● **What this task involves**
Can you copy out each of the rows below word for word, leaving out the pictures?

---------------

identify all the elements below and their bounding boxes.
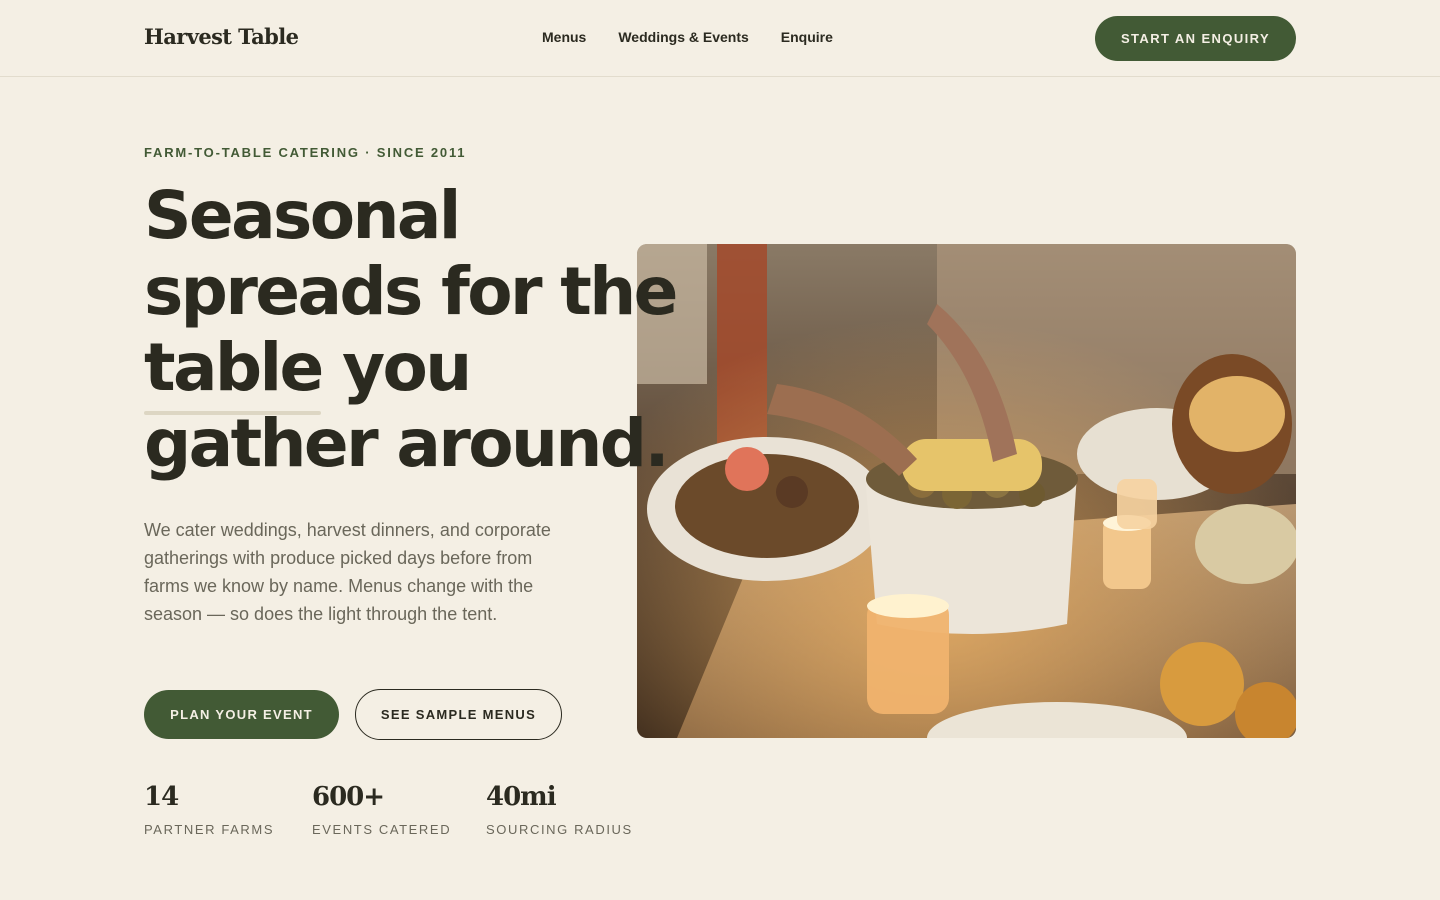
stat-label: PARTNER FARMS xyxy=(144,822,275,837)
stat-sourcing-radius: 40mi SOURCING RADIUS xyxy=(486,782,633,837)
headline-line: spreads for the xyxy=(144,253,678,330)
nav-link-weddings-events[interactable]: Weddings & Events xyxy=(618,29,748,45)
brand-logo[interactable]: Harvest Table xyxy=(144,24,299,49)
hero-headline: Seasonal spreads for the table you gathe… xyxy=(144,178,684,482)
stat-label: EVENTS CATERED xyxy=(312,822,452,837)
see-sample-menus-button[interactable]: SEE SAMPLE MENUS xyxy=(355,689,562,740)
candlelit-harvest-table-photo xyxy=(637,244,1296,738)
headline-line: Seasonal xyxy=(144,177,461,254)
main-nav: Menus Weddings & Events Enquire xyxy=(542,29,833,45)
site-header: Harvest Table Menus Weddings & Events En… xyxy=(0,0,1440,77)
stat-value: 600+ xyxy=(312,782,385,812)
start-enquiry-button[interactable]: START AN ENQUIRY xyxy=(1095,16,1296,61)
nav-link-enquire[interactable]: Enquire xyxy=(781,29,833,45)
stat-value: 40mi xyxy=(486,782,557,812)
hero-description: We cater weddings, harvest dinners, and … xyxy=(144,520,551,624)
stat-events-catered: 600+ EVENTS CATERED xyxy=(312,782,451,837)
headline-line: gather around. xyxy=(144,405,670,482)
stat-value: 14 xyxy=(144,782,179,812)
plan-your-event-button[interactable]: PLAN YOUR EVENT xyxy=(144,690,339,739)
hero-eyebrow: FARM-TO-TABLE CATERING · SINCE 2011 xyxy=(144,145,467,160)
headline-underline-accent xyxy=(144,411,321,415)
stat-label: SOURCING RADIUS xyxy=(486,822,633,837)
nav-link-menus[interactable]: Menus xyxy=(542,29,586,45)
stat-partner-farms: 14 PARTNER FARMS xyxy=(144,782,274,837)
headline-line: table you xyxy=(144,329,472,406)
hero-photo xyxy=(637,244,1296,738)
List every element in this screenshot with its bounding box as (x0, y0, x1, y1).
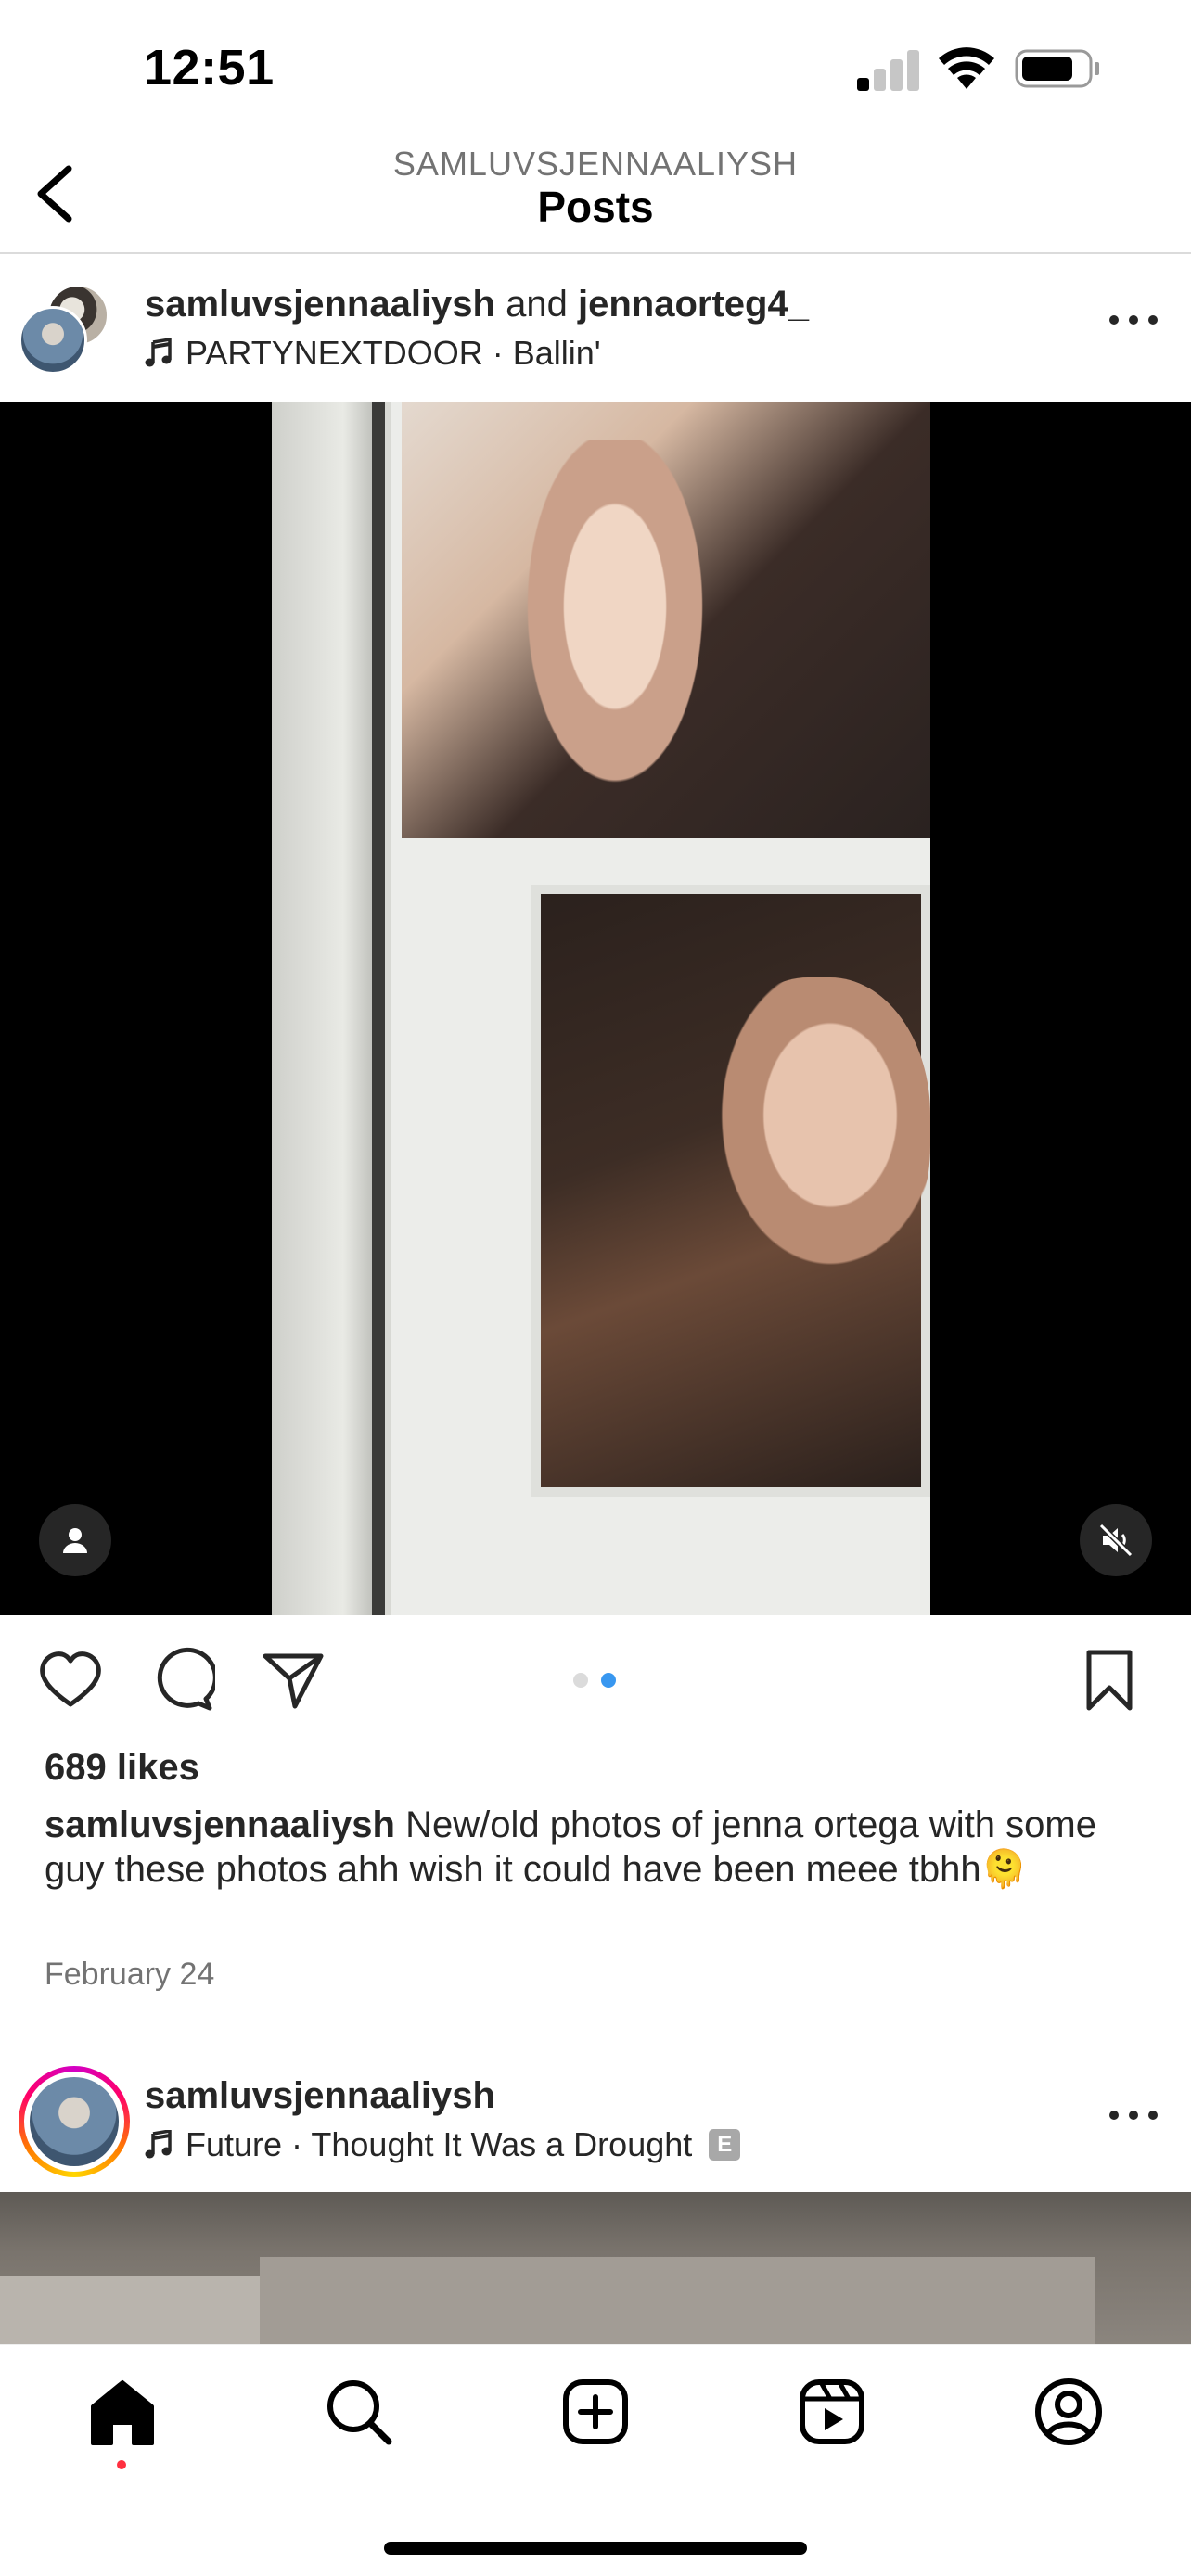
avatar (19, 306, 87, 375)
post-actions (0, 1615, 1191, 1745)
likes-count[interactable]: 689 likes (45, 1747, 199, 1789)
person-icon (63, 1528, 87, 1553)
page-title: Posts (537, 183, 654, 231)
speaker-muted-icon (1098, 1523, 1133, 1558)
post-music[interactable]: PARTYNEXTDOOR · Ballin' (145, 334, 601, 373)
plus-square-icon (563, 2379, 628, 2444)
cellular-signal-icon (857, 48, 920, 91)
tab-search[interactable] (322, 2375, 396, 2449)
post-music[interactable]: Future · Thought It Was a Drought E (145, 2125, 741, 2164)
author-username[interactable]: samluvsjennaaliysh (145, 284, 495, 325)
coauthor-username[interactable]: jennaorteg4_ (578, 284, 809, 325)
music-label: PARTYNEXTDOOR · Ballin' (186, 334, 601, 372)
post-media[interactable] (0, 402, 1191, 1615)
nav-username: SAMLUVSJENNAALIYSH (392, 145, 799, 183)
tab-bar (0, 2344, 1191, 2576)
author-connector: and (506, 284, 568, 325)
more-horizontal-icon (1109, 2111, 1119, 2120)
profile-icon (1035, 2378, 1102, 2445)
caption-username[interactable]: samluvsjennaaliysh (45, 1804, 395, 1845)
tab-home[interactable] (85, 2375, 160, 2449)
reels-icon (800, 2379, 864, 2444)
carousel-dot-active (601, 1673, 616, 1688)
status-time: 12:51 (144, 40, 275, 96)
search-icon (327, 2380, 392, 2445)
nav-header: SAMLUVSJENNAALIYSH Posts (0, 130, 1191, 254)
author-username[interactable]: samluvsjennaaliysh (145, 2075, 495, 2117)
post-header: samluvsjennaaliysh and jennaorteg4_ PART… (0, 256, 1191, 402)
music-label: Future · Thought It Was a Drought (186, 2125, 693, 2163)
more-options-button[interactable] (1109, 2111, 1158, 2123)
post-caption: samluvsjennaaliysh New/old photos of jen… (45, 1803, 1148, 1892)
carousel-indicator (573, 1669, 618, 1688)
carousel-dot (573, 1673, 588, 1688)
tagged-users-button[interactable] (39, 1504, 111, 1576)
post-authors[interactable]: samluvsjennaaliysh and jennaorteg4_ (145, 284, 809, 325)
home-icon (91, 2380, 154, 2445)
battery-icon (1015, 49, 1099, 88)
save-button[interactable] (1076, 1647, 1143, 1714)
avatar (30, 2077, 119, 2166)
comment-button[interactable] (148, 1647, 215, 1714)
more-horizontal-icon (1109, 315, 1119, 325)
post-date: February 24 (45, 1957, 215, 1992)
like-button[interactable] (37, 1647, 104, 1714)
post-header: samluvsjennaaliysh Future · Thought It W… (0, 2057, 1191, 2192)
notification-dot (117, 2460, 126, 2469)
wifi-icon (939, 47, 994, 89)
story-ring-avatar[interactable] (19, 2066, 130, 2177)
post-media[interactable] (0, 2192, 1191, 2344)
home-indicator[interactable] (384, 2542, 807, 2555)
tab-create[interactable] (558, 2375, 633, 2449)
more-options-button[interactable] (1109, 315, 1158, 328)
music-note-icon (145, 338, 172, 367)
tab-reels[interactable] (795, 2375, 869, 2449)
tab-profile[interactable] (1031, 2375, 1106, 2449)
explicit-badge: E (709, 2129, 741, 2161)
music-note-icon (145, 2130, 172, 2159)
mute-button[interactable] (1080, 1504, 1152, 1576)
share-button[interactable] (260, 1647, 327, 1714)
status-bar: 12:51 (0, 0, 1191, 130)
collab-avatars[interactable] (19, 284, 111, 376)
post-photo (272, 402, 930, 1615)
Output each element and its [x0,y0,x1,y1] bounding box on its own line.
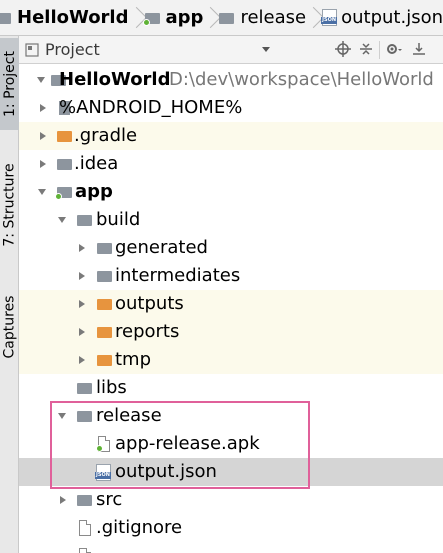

---------------

● **Solved exercise**
identify all the elements below and their bounding boxes.
stat-label: PARTNER FARMS xyxy=(144,822,275,837)
stat-sourcing-radius: 40mi SOURCING RADIUS xyxy=(486,782,633,837)
headline-line: spreads for the xyxy=(144,253,678,330)
nav-link-weddings-events[interactable]: Weddings & Events xyxy=(618,29,748,45)
brand-logo[interactable]: Harvest Table xyxy=(144,24,299,49)
hero-headline: Seasonal spreads for the table you gathe… xyxy=(144,178,684,482)
stat-label: EVENTS CATERED xyxy=(312,822,452,837)
see-sample-menus-button[interactable]: SEE SAMPLE MENUS xyxy=(355,689,562,740)
candlelit-harvest-table-photo xyxy=(637,244,1296,738)
headline-line: Seasonal xyxy=(144,177,461,254)
main-nav: Menus Weddings & Events Enquire xyxy=(542,29,833,45)
site-header: Harvest Table Menus Weddings & Events En… xyxy=(0,0,1440,77)
stat-value: 600+ xyxy=(312,782,385,812)
start-enquiry-button[interactable]: START AN ENQUIRY xyxy=(1095,16,1296,61)
nav-link-enquire[interactable]: Enquire xyxy=(781,29,833,45)
stat-value: 40mi xyxy=(486,782,557,812)
hero-description: We cater weddings, harvest dinners, and … xyxy=(144,520,551,624)
stat-events-catered: 600+ EVENTS CATERED xyxy=(312,782,451,837)
headline-line: gather around. xyxy=(144,405,670,482)
stat-value: 14 xyxy=(144,782,179,812)
plan-your-event-button[interactable]: PLAN YOUR EVENT xyxy=(144,690,339,739)
hero-eyebrow: FARM-TO-TABLE CATERING · SINCE 2011 xyxy=(144,145,467,160)
headline-underline-accent xyxy=(144,411,321,415)
stat-label: SOURCING RADIUS xyxy=(486,822,633,837)
nav-link-menus[interactable]: Menus xyxy=(542,29,586,45)
stat-partner-farms: 14 PARTNER FARMS xyxy=(144,782,274,837)
headline-line: table you xyxy=(144,329,472,406)
hero-photo xyxy=(637,244,1296,738)
List every element in this screenshot with its bounding box as (x0, y0, x1, y1).
avatar (19, 306, 87, 375)
post-actions (0, 1615, 1191, 1745)
likes-count[interactable]: 689 likes (45, 1747, 199, 1789)
person-icon (63, 1528, 87, 1553)
page-title: Posts (537, 183, 654, 231)
speaker-muted-icon (1098, 1523, 1133, 1558)
post-music[interactable]: PARTYNEXTDOOR · Ballin' (145, 334, 601, 373)
plus-square-icon (563, 2379, 628, 2444)
cellular-signal-icon (857, 48, 920, 91)
tab-search[interactable] (322, 2375, 396, 2449)
post-music[interactable]: Future · Thought It Was a Drought E (145, 2125, 741, 2164)
author-username[interactable]: samluvsjennaaliysh (145, 284, 495, 325)
coauthor-username[interactable]: jennaorteg4_ (578, 284, 809, 325)
music-label: PARTYNEXTDOOR · Ballin' (186, 334, 601, 372)
post-media[interactable] (0, 402, 1191, 1615)
nav-username: SAMLUVSJENNAALIYSH (392, 145, 799, 183)
tab-bar (0, 2344, 1191, 2576)
author-connector: and (506, 284, 568, 325)
more-horizontal-icon (1109, 2111, 1119, 2120)
profile-icon (1035, 2378, 1102, 2445)
caption-username[interactable]: samluvsjennaaliysh (45, 1804, 395, 1845)
tab-home[interactable] (85, 2375, 160, 2449)
reels-icon (800, 2379, 864, 2444)
carousel-dot-active (601, 1673, 616, 1688)
status-time: 12:51 (144, 40, 275, 96)
search-icon (327, 2380, 392, 2445)
nav-header: SAMLUVSJENNAALIYSH Posts (0, 130, 1191, 254)
author-username[interactable]: samluvsjennaaliysh (145, 2075, 495, 2117)
post-header: samluvsjennaaliysh and jennaorteg4_ PART… (0, 256, 1191, 402)
music-label: Future · Thought It Was a Drought (186, 2125, 693, 2163)
more-options-button[interactable] (1109, 2111, 1158, 2123)
post-caption: samluvsjennaaliysh New/old photos of jen… (45, 1803, 1148, 1892)
carousel-indicator (573, 1669, 618, 1688)
carousel-dot (573, 1673, 588, 1688)
tagged-users-button[interactable] (39, 1504, 111, 1576)
post-authors[interactable]: samluvsjennaaliysh and jennaorteg4_ (145, 284, 809, 325)
home-icon (91, 2380, 154, 2445)
battery-icon (1015, 49, 1099, 88)
save-button[interactable] (1076, 1647, 1143, 1714)
avatar (30, 2077, 119, 2166)
comment-button[interactable] (148, 1647, 215, 1714)
more-horizontal-icon (1109, 315, 1119, 325)
post-date: February 24 (45, 1957, 215, 1992)
like-button[interactable] (37, 1647, 104, 1714)
post-header: samluvsjennaaliysh Future · Thought It W… (0, 2057, 1191, 2192)
notification-dot (117, 2460, 126, 2469)
wifi-icon (939, 47, 994, 89)
story-ring-avatar[interactable] (19, 2066, 130, 2177)
post-media[interactable] (0, 2192, 1191, 2344)
home-indicator[interactable] (384, 2542, 807, 2555)
tab-create[interactable] (558, 2375, 633, 2449)
more-options-button[interactable] (1109, 315, 1158, 328)
music-note-icon (145, 338, 172, 367)
tab-reels[interactable] (795, 2375, 869, 2449)
tab-profile[interactable] (1031, 2375, 1106, 2449)
explicit-badge: E (709, 2129, 741, 2161)
music-note-icon (145, 2130, 172, 2159)
mute-button[interactable] (1080, 1504, 1152, 1576)
share-button[interactable] (260, 1647, 327, 1714)
status-bar: 12:51 (0, 0, 1191, 130)
collab-avatars[interactable] (19, 284, 111, 376)
post-photo (272, 402, 930, 1615)
Output each element and its [x0,y0,x1,y1] bounding box on its own line.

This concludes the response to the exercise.